● **Task goal**
Images do not belong in the copy. Retype all the entries below exactly.
——
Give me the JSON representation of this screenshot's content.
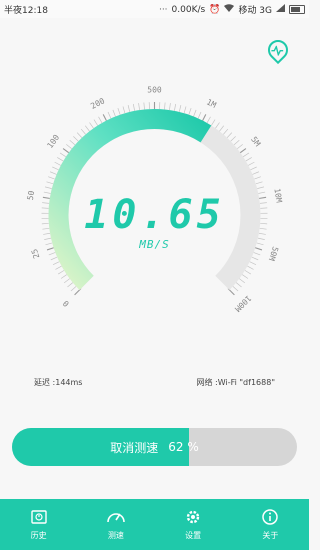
{
  "status_bar": {
    "time": "半夜12:18",
    "speed": "0.00K/s",
    "carrier": "移动 3G"
  },
  "gauge": {
    "ticks": [
      "0",
      "25",
      "50",
      "100",
      "200",
      "500",
      "1M",
      "5M",
      "10M",
      "50M",
      "100M"
    ],
    "progress_fraction": 0.62,
    "speed_value": "10.65",
    "speed_unit": "MB/S"
  },
  "info": {
    "latency": "延迟 :144ms",
    "network": "网络 :Wi-Fi \"df1688\""
  },
  "progress": {
    "label": "取消测速",
    "percent_text": "62 %",
    "fraction": 0.62
  },
  "tabs": [
    {
      "label": "历史",
      "icon": "history-icon"
    },
    {
      "label": "测速",
      "icon": "speedometer-icon"
    },
    {
      "label": "设置",
      "icon": "gear-icon"
    },
    {
      "label": "关于",
      "icon": "info-icon"
    }
  ],
  "colors": {
    "accent": "#1fc9aa",
    "accent_light": "#d4f3c8",
    "track": "#e6e6e6"
  }
}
——
● **Answer below**
Give me the JSON representation of this screenshot's content.
{
  "status_bar": {
    "time": "半夜12:18",
    "speed": "0.00K/s",
    "carrier": "移动 3G"
  },
  "gauge": {
    "ticks": [
      "0",
      "25",
      "50",
      "100",
      "200",
      "500",
      "1M",
      "5M",
      "10M",
      "50M",
      "100M"
    ],
    "progress_fraction": 0.62,
    "speed_value": "10.65",
    "speed_unit": "MB/S"
  },
  "info": {
    "latency": "延迟 :144ms",
    "network": "网络 :Wi-Fi \"df1688\""
  },
  "progress": {
    "label": "取消测速",
    "percent_text": "62 %",
    "fraction": 0.62
  },
  "tabs": [
    {
      "label": "历史",
      "icon": "history-icon"
    },
    {
      "label": "测速",
      "icon": "speedometer-icon"
    },
    {
      "label": "设置",
      "icon": "gear-icon"
    },
    {
      "label": "关于",
      "icon": "info-icon"
    }
  ],
  "colors": {
    "accent": "#1fc9aa",
    "accent_light": "#d4f3c8",
    "track": "#e6e6e6"
  }
}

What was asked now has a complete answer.